WORK TO BE COMPLETED ▸
Please lay out the data below as a Markdown table with the columns "Row" and "Line", numbering each line and omitting blank lines.

DATA TO USE ▸

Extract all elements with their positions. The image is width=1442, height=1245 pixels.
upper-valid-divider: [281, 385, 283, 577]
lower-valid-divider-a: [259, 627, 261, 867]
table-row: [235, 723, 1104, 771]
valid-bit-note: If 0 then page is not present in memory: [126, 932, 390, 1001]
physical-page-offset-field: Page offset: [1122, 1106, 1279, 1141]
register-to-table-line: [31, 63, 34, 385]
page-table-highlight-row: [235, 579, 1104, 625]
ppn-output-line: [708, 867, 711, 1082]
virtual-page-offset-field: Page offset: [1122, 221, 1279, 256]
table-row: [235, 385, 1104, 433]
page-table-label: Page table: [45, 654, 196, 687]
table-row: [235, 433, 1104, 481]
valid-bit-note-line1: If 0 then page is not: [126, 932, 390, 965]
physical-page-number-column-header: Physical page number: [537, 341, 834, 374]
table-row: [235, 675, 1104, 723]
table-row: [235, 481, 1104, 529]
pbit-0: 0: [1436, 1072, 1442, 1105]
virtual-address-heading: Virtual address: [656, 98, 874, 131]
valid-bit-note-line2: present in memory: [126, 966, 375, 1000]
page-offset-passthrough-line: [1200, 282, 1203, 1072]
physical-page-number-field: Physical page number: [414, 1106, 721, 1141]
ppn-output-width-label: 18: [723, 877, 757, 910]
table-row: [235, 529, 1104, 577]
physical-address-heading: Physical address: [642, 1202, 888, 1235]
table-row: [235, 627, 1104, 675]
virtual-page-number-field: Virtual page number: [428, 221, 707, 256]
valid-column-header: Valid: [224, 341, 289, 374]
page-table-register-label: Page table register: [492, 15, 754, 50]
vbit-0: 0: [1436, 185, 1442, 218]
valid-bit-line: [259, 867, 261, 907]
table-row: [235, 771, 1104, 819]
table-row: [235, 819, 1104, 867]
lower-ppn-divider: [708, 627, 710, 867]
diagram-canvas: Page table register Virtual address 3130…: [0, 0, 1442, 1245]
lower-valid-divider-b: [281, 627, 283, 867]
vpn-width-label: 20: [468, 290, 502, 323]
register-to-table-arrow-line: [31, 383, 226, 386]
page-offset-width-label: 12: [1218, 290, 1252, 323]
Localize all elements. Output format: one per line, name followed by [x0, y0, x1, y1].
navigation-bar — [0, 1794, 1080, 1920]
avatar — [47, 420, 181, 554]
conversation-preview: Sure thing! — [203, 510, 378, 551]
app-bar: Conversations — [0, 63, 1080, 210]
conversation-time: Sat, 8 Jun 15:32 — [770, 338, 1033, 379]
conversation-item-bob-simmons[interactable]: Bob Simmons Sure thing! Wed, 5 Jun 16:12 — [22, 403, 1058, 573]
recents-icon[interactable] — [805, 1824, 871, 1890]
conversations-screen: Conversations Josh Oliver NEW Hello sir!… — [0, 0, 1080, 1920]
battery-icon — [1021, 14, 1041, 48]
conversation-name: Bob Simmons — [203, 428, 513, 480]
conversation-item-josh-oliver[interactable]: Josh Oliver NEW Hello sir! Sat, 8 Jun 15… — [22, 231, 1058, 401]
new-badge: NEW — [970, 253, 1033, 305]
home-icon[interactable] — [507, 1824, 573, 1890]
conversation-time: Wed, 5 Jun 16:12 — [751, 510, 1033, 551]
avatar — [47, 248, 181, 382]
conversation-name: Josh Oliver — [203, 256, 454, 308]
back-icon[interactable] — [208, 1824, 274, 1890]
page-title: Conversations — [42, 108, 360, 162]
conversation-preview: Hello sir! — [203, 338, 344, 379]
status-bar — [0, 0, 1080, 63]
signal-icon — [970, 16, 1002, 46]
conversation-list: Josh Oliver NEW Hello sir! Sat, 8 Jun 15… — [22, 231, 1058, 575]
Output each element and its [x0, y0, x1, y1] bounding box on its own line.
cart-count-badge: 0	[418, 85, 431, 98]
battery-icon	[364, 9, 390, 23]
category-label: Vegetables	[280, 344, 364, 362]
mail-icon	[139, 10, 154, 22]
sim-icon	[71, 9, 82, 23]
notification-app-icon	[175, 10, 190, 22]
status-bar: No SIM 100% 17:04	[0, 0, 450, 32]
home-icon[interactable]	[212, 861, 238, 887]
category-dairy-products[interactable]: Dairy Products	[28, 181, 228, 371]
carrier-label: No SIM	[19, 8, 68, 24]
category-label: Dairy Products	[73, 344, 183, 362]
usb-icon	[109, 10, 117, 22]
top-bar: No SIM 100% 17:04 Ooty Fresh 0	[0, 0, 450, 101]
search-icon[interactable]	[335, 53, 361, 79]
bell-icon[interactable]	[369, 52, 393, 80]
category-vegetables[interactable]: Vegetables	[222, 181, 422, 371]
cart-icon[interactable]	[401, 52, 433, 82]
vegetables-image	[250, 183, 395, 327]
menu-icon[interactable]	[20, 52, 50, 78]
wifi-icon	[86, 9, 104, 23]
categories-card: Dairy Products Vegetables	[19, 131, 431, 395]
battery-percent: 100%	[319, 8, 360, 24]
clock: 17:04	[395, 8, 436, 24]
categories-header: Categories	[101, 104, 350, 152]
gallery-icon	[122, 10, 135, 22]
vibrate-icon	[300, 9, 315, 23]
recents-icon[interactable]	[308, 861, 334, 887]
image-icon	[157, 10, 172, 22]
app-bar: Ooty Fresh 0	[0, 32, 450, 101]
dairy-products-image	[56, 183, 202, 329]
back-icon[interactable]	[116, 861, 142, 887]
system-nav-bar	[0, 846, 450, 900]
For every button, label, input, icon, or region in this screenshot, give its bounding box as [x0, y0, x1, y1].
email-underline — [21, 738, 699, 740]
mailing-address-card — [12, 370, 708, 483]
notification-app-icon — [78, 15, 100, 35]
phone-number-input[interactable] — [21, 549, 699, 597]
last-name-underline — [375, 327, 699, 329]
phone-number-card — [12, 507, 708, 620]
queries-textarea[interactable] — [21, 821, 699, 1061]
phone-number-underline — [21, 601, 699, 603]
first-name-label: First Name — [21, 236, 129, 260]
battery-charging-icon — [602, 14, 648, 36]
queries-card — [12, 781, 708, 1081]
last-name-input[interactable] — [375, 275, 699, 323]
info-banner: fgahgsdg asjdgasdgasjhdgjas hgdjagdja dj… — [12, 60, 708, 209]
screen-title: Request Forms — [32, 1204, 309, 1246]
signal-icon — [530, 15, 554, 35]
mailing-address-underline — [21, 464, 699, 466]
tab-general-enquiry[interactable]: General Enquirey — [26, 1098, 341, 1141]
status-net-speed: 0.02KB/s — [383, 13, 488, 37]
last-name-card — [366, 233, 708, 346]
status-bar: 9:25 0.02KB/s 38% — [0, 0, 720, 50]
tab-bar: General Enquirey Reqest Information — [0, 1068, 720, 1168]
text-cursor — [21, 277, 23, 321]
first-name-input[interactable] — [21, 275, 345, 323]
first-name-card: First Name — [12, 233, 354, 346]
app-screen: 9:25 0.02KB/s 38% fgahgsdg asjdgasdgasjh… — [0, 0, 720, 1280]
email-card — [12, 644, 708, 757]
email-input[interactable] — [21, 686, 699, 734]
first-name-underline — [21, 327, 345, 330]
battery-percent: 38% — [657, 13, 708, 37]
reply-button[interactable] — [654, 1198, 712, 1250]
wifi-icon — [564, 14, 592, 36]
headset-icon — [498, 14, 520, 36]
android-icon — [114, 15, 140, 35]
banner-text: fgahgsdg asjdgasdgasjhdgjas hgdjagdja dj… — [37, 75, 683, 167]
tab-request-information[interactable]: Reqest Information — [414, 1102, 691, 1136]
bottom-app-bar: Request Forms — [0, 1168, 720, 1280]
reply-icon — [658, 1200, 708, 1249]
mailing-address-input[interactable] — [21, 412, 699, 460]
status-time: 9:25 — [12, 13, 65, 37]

RESULT OF THE EXERCISE ▸
| Row | Line |
|---|---|
| 1 | Extract all elements with their positions. The image is width=1442, height=1245 pixels. |
| 2 | upper-valid-divider: [281, 385, 283, 577] |
| 3 | lower-valid-divider-a: [259, 627, 261, 867] |
| 4 | table-row: [235, 723, 1104, 771] |
| 5 | valid-bit-note: If 0 then page is not present in memory: [126, 932, 390, 1001] |
| 6 | physical-page-offset-field: Page offset: [1122, 1106, 1279, 1141] |
| 7 | register-to-table-line: [31, 63, 34, 385] |
| 8 | page-table-highlight-row: [235, 579, 1104, 625] |
| 9 | ppn-output-line: [708, 867, 711, 1082] |
| 10 | virtual-page-offset-field: Page offset: [1122, 221, 1279, 256] |
| 11 | table-row: [235, 385, 1104, 433] |
| 12 | page-table-label: Page table: [45, 654, 196, 687] |
| 13 | table-row: [235, 433, 1104, 481] |
| 14 | valid-bit-note-line1: If 0 then page is not: [126, 932, 390, 965] |
| 15 | physical-page-number-column-header: Physical page number: [537, 341, 834, 374] |
| 16 | table-row: [235, 675, 1104, 723] |
| 17 | table-row: [235, 481, 1104, 529] |
| 18 | pbit-0: 0: [1436, 1072, 1442, 1105] |
| 19 | virtual-address-heading: Virtual address: [656, 98, 874, 131] |
| 20 | valid-bit-note-line2: present in memory: [126, 966, 375, 1000] |
| 21 | page-offset-passthrough-line: [1200, 282, 1203, 1072] |
| 22 | physical-page-number-field: Physical page number: [414, 1106, 721, 1141] |
| 23 | ppn-output-width-label: 18: [723, 877, 757, 910] |
| 24 | table-row: [235, 529, 1104, 577] |
| 25 | physical-address-heading: Physical address: [642, 1202, 888, 1235] |
| 26 | table-row: [235, 627, 1104, 675] |
| 27 | virtual-page-number-field: Virtual page number: [428, 221, 707, 256] |
| 28 | valid-column-header: Valid: [224, 341, 289, 374] |
| 29 | page-table-register-label: Page table register: [492, 15, 754, 50] |
| 30 | vbit-0: 0: [1436, 185, 1442, 218] |
| 31 | valid-bit-line: [259, 867, 261, 907] |
| 32 | table-row: [235, 771, 1104, 819] |
| 33 | table-row: [235, 819, 1104, 867] |
| 34 | lower-ppn-divider: [708, 627, 710, 867] |
| 35 | diagram-canvas: Page table register Virtual address 3130…: [0, 0, 1442, 1245] |
| 36 | lower-valid-divider-b: [281, 627, 283, 867] |
| 37 | vpn-width-label: 20: [468, 290, 502, 323] |
| 38 | register-to-table-arrow-line: [31, 383, 226, 386] |
| 39 | page-offset-width-label: 12: [1218, 290, 1252, 323] |
| 40 | Localize all elements. Output format: one per line, name followed by [x0, y0, x1, y1]. |
| 41 | navigation-bar — [0, 1794, 1080, 1920] |
| 42 | avatar — [47, 420, 181, 554] |
| 43 | conversation-preview: Sure thing! — [203, 510, 378, 551] |
| 44 | app-bar: Conversations — [0, 63, 1080, 210] |
| 45 | conversation-time: Sat, 8 Jun 15:32 — [770, 338, 1033, 379] |
| 46 | conversation-item-bob-simmons[interactable]: Bob Simmons Sure thing! Wed, 5 Jun 16:12 — [22, 403, 1058, 573] |
| 47 | recents-icon[interactable] — [805, 1824, 871, 1890] |
| 48 | conversations-screen: Conversations Josh Oliver NEW Hello sir!… — [0, 0, 1080, 1920] |
| 49 | battery-icon — [1021, 14, 1041, 48] |
| 50 | conversation-name: Bob Simmons — [203, 428, 513, 480] |
| 51 | conversation-item-josh-oliver[interactable]: Josh Oliver NEW Hello sir! Sat, 8 Jun 15… — [22, 231, 1058, 401] |
| 52 | new-badge: NEW — [970, 253, 1033, 305] |
| 53 | home-icon[interactable] — [507, 1824, 573, 1890] |
| 54 | conversation-time: Wed, 5 Jun 16:12 — [751, 510, 1033, 551] |
| 55 | avatar — [47, 248, 181, 382] |
| 56 | conversation-name: Josh Oliver — [203, 256, 454, 308] |
| 57 | back-icon[interactable] — [208, 1824, 274, 1890] |
| 58 | page-title: Conversations — [42, 108, 360, 162] |
| 59 | conversation-preview: Hello sir! — [203, 338, 344, 379] |
| 60 | status-bar — [0, 0, 1080, 63] |
| 61 | signal-icon — [970, 16, 1002, 46] |
| 62 | conversation-list: Josh Oliver NEW Hello sir! Sat, 8 Jun 15… — [22, 231, 1058, 575] |
| 63 | Output each element and its [x0, y0, x1, y1] bounding box on its own line. |
| 64 | cart-count-badge: 0	[418, 85, 431, 98] |
| 65 | battery-icon	[364, 9, 390, 23] |
| 66 | category-label: Vegetables	[280, 344, 364, 362] |
| 67 | mail-icon	[139, 10, 154, 22] |
| 68 | sim-icon	[71, 9, 82, 23] |
| 69 | notification-app-icon	[175, 10, 190, 22] |
| 70 | status-bar: No SIM 100% 17:04	[0, 0, 450, 32] |
| 71 | home-icon[interactable]	[212, 861, 238, 887] |
| 72 | category-dairy-products[interactable]: Dairy Products	[28, 181, 228, 371] |
| 73 | carrier-label: No SIM	[19, 8, 68, 24] |
| 74 | category-label: Dairy Products	[73, 344, 183, 362] |
| 75 | usb-icon	[109, 10, 117, 22] |
| 76 | top-bar: No SIM 100% 17:04 Ooty Fresh 0	[0, 0, 450, 101] |
| 77 | search-icon[interactable]	[335, 53, 361, 79] |
| 78 | bell-icon[interactable]	[369, 52, 393, 80] |
| 79 | category-vegetables[interactable]: Vegetables	[222, 181, 422, 371] |
| 80 | cart-icon[interactable]	[401, 52, 433, 82] |
| 81 | vegetables-image	[250, 183, 395, 327] |
| 82 | menu-icon[interactable]	[20, 52, 50, 78] |
| 83 | wifi-icon	[86, 9, 104, 23] |
| 84 | categories-card: Dairy Products Vegetables	[19, 131, 431, 395] |
| 85 | battery-percent: 100%	[319, 8, 360, 24] |
| 86 | clock: 17:04	[395, 8, 436, 24] |
| 87 | categories-header: Categories	[101, 104, 350, 152] |
| 88 | gallery-icon	[122, 10, 135, 22] |
| 89 | vibrate-icon	[300, 9, 315, 23] |
| 90 | recents-icon[interactable]	[308, 861, 334, 887] |
| 91 | image-icon	[157, 10, 172, 22] |
| 92 | app-bar: Ooty Fresh 0	[0, 32, 450, 101] |
| 93 | dairy-products-image	[56, 183, 202, 329] |
| 94 | back-icon[interactable]	[116, 861, 142, 887] |
| 95 | system-nav-bar	[0, 846, 450, 900] |
| 96 | For every button, label, input, icon, or region in this screenshot, give its bounding box as [x0, y0, x1, y1]. |
| 97 | email-underline — [21, 738, 699, 740] |
| 98 | mailing-address-card — [12, 370, 708, 483] |
| 99 | notification-app-icon — [78, 15, 100, 35] |
| 100 | phone-number-input[interactable] — [21, 549, 699, 597] |
| 101 | last-name-underline — [375, 327, 699, 329] |
| 102 | phone-number-card — [12, 507, 708, 620] |
| 103 | queries-textarea[interactable] — [21, 821, 699, 1061] |
| 104 | phone-number-underline — [21, 601, 699, 603] |
| 105 | first-name-label: First Name — [21, 236, 129, 260] |
| 106 | battery-charging-icon — [602, 14, 648, 36] |
| 107 | queries-card — [12, 781, 708, 1081] |
| 108 | last-name-input[interactable] — [375, 275, 699, 323] |
| 109 | info-banner: fgahgsdg asjdgasdgasjhdgjas hgdjagdja dj… — [12, 60, 708, 209] |
| 110 | screen-title: Request Forms — [32, 1204, 309, 1246] |
| 111 | signal-icon — [530, 15, 554, 35] |
| 112 | mailing-address-underline — [21, 464, 699, 466] |
| 113 | tab-general-enquiry[interactable]: General Enquirey — [26, 1098, 341, 1141] |
| 114 | status-net-speed: 0.02KB/s — [383, 13, 488, 37] |
| 115 | last-name-card — [366, 233, 708, 346] |
| 116 | status-bar: 9:25 0.02KB/s 38% — [0, 0, 720, 50] |
| 117 | tab-bar: General Enquirey Reqest Information — [0, 1068, 720, 1168] |
| 118 | text-cursor — [21, 277, 23, 321] |
| 119 | first-name-input[interactable] — [21, 275, 345, 323] |
| 120 | first-name-card: First Name — [12, 233, 354, 346] |
| 121 | app-screen: 9:25 0.02KB/s 38% fgahgsdg asjdgasdgasjh… — [0, 0, 720, 1280] |
| 122 | email-card — [12, 644, 708, 757] |
| 123 | email-input[interactable] — [21, 686, 699, 734] |
| 124 | first-name-underline — [21, 327, 345, 330] |
| 125 | battery-percent: 38% — [657, 13, 708, 37] |
| 126 | reply-button[interactable] — [654, 1198, 712, 1250] |
| 127 | wifi-icon — [564, 14, 592, 36] |
| 128 | headset-icon — [498, 14, 520, 36] |
| 129 | android-icon — [114, 15, 140, 35] |
| 130 | banner-text: fgahgsdg asjdgasdgasjhdgjas hgdjagdja dj… — [37, 75, 683, 167] |
| 131 | tab-request-information[interactable]: Reqest Information — [414, 1102, 691, 1136] |
| 132 | bottom-app-bar: Request Forms — [0, 1168, 720, 1280] |
| 133 | reply-icon — [658, 1200, 708, 1249] |
| 134 | mailing-address-input[interactable] — [21, 412, 699, 460] |
| 135 | status-time: 9:25 — [12, 13, 65, 37] |